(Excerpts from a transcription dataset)
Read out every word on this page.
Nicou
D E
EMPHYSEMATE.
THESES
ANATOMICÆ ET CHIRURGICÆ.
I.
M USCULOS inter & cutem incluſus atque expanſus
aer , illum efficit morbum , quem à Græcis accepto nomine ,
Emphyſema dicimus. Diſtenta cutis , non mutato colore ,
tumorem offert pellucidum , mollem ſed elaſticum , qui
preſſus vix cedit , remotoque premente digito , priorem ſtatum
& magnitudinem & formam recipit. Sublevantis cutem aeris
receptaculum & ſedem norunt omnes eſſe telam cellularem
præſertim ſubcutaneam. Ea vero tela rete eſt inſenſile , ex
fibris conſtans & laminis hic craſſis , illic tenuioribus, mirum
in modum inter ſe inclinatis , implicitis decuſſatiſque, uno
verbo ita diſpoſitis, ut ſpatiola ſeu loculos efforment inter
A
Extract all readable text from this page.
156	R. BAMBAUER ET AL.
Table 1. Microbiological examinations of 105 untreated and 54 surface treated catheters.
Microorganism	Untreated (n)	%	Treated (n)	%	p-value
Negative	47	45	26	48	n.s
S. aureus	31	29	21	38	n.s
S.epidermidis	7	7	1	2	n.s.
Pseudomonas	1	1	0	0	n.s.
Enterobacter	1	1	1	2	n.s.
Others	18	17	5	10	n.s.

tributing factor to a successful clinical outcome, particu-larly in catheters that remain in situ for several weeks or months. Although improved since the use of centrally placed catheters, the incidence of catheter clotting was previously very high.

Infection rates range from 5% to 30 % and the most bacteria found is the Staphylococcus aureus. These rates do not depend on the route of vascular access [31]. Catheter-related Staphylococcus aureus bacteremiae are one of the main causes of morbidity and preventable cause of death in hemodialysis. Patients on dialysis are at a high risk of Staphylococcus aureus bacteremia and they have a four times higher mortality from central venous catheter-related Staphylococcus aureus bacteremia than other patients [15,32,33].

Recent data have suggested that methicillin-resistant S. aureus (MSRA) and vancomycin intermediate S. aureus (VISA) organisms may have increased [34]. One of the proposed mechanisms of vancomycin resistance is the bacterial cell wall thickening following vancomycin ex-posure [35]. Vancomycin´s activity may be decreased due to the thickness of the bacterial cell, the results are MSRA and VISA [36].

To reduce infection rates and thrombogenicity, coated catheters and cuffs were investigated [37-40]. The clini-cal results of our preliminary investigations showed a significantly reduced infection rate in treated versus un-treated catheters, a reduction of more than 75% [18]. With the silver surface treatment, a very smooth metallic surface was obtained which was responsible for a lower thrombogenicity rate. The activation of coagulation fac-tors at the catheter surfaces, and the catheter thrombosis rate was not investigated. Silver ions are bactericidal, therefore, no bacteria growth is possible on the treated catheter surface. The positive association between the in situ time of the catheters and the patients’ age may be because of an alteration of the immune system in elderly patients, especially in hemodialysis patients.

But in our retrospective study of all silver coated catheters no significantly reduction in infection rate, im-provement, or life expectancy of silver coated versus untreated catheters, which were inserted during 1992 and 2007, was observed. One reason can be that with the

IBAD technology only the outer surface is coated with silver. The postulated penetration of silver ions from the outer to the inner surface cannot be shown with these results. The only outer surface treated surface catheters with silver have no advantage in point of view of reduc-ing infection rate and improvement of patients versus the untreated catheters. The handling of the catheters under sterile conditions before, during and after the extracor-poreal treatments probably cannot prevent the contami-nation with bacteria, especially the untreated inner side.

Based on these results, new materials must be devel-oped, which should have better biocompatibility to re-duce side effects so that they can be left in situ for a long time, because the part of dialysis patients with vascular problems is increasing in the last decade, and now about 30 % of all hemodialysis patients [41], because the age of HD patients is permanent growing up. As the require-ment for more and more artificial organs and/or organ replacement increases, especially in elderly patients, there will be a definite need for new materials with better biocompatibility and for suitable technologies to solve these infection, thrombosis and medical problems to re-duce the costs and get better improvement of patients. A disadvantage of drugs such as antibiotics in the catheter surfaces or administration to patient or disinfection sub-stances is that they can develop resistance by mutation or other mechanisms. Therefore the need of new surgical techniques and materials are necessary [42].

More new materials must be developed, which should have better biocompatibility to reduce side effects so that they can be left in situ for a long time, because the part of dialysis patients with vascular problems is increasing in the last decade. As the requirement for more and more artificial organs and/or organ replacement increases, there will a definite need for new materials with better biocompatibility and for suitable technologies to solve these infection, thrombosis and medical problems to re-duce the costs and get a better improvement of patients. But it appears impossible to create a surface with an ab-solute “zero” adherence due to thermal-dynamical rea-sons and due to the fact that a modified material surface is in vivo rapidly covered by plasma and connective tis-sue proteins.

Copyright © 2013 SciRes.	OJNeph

EXERCISE AIM:
Retype all of the records above without a single alteration.

TASK RESULT:
Read out every word on this page.
Nicou
D E
EMPHYSEMATE.
THESES
ANATOMICÆ ET CHIRURGICÆ.
I.
M USCULOS inter & cutem incluſus atque expanſus
aer , illum efficit morbum , quem à Græcis accepto nomine ,
Emphyſema dicimus. Diſtenta cutis , non mutato colore ,
tumorem offert pellucidum , mollem ſed elaſticum , qui
preſſus vix cedit , remotoque premente digito , priorem ſtatum
& magnitudinem & formam recipit. Sublevantis cutem aeris
receptaculum & ſedem norunt omnes eſſe telam cellularem
præſertim ſubcutaneam. Ea vero tela rete eſt inſenſile , ex
fibris conſtans & laminis hic craſſis , illic tenuioribus, mirum
in modum inter ſe inclinatis , implicitis decuſſatiſque, uno
verbo ita diſpoſitis, ut ſpatiola ſeu loculos efforment inter
A
Extract all readable text from this page.
156	R. BAMBAUER ET AL.
Table 1. Microbiological examinations of 105 untreated and 54 surface treated catheters.
Microorganism	Untreated (n)	%	Treated (n)	%	p-value
Negative	47	45	26	48	n.s
S. aureus	31	29	21	38	n.s
S.epidermidis	7	7	1	2	n.s.
Pseudomonas	1	1	0	0	n.s.
Enterobacter	1	1	1	2	n.s.
Others	18	17	5	10	n.s.

tributing factor to a successful clinical outcome, particu-larly in catheters that remain in situ for several weeks or months. Although improved since the use of centrally placed catheters, the incidence of catheter clotting was previously very high.

Infection rates range from 5% to 30 % and the most bacteria found is the Staphylococcus aureus. These rates do not depend on the route of vascular access [31]. Catheter-related Staphylococcus aureus bacteremiae are one of the main causes of morbidity and preventable cause of death in hemodialysis. Patients on dialysis are at a high risk of Staphylococcus aureus bacteremia and they have a four times higher mortality from central venous catheter-related Staphylococcus aureus bacteremia than other patients [15,32,33].

Recent data have suggested that methicillin-resistant S. aureus (MSRA) and vancomycin intermediate S. aureus (VISA) organisms may have increased [34]. One of the proposed mechanisms of vancomycin resistance is the bacterial cell wall thickening following vancomycin ex-posure [35]. Vancomycin´s activity may be decreased due to the thickness of the bacterial cell, the results are MSRA and VISA [36].

To reduce infection rates and thrombogenicity, coated catheters and cuffs were investigated [37-40]. The clini-cal results of our preliminary investigations showed a significantly reduced infection rate in treated versus un-treated catheters, a reduction of more than 75% [18]. With the silver surface treatment, a very smooth metallic surface was obtained which was responsible for a lower thrombogenicity rate. The activation of coagulation fac-tors at the catheter surfaces, and the catheter thrombosis rate was not investigated. Silver ions are bactericidal, therefore, no bacteria growth is possible on the treated catheter surface. The positive association between the in situ time of the catheters and the patients’ age may be because of an alteration of the immune system in elderly patients, especially in hemodialysis patients.

But in our retrospective study of all silver coated catheters no significantly reduction in infection rate, im-provement, or life expectancy of silver coated versus untreated catheters, which were inserted during 1992 and 2007, was observed. One reason can be that with the

IBAD technology only the outer surface is coated with silver. The postulated penetration of silver ions from the outer to the inner surface cannot be shown with these results. The only outer surface treated surface catheters with silver have no advantage in point of view of reduc-ing infection rate and improvement of patients versus the untreated catheters. The handling of the catheters under sterile conditions before, during and after the extracor-poreal treatments probably cannot prevent the contami-nation with bacteria, especially the untreated inner side.

Based on these results, new materials must be devel-oped, which should have better biocompatibility to re-duce side effects so that they can be left in situ for a long time, because the part of dialysis patients with vascular problems is increasing in the last decade, and now about 30 % of all hemodialysis patients [41], because the age of HD patients is permanent growing up. As the require-ment for more and more artificial organs and/or organ replacement increases, especially in elderly patients, there will be a definite need for new materials with better biocompatibility and for suitable technologies to solve these infection, thrombosis and medical problems to re-duce the costs and get better improvement of patients. A disadvantage of drugs such as antibiotics in the catheter surfaces or administration to patient or disinfection sub-stances is that they can develop resistance by mutation or other mechanisms. Therefore the need of new surgical techniques and materials are necessary [42].

More new materials must be developed, which should have better biocompatibility to reduce side effects so that they can be left in situ for a long time, because the part of dialysis patients with vascular problems is increasing in the last decade. As the requirement for more and more artificial organs and/or organ replacement increases, there will a definite need for new materials with better biocompatibility and for suitable technologies to solve these infection, thrombosis and medical problems to re-duce the costs and get a better improvement of patients. But it appears impossible to create a surface with an ab-solute “zero” adherence due to thermal-dynamical rea-sons and due to the fact that a modified material surface is in vivo rapidly covered by plasma and connective tis-sue proteins.

Copyright © 2013 SciRes.	OJNeph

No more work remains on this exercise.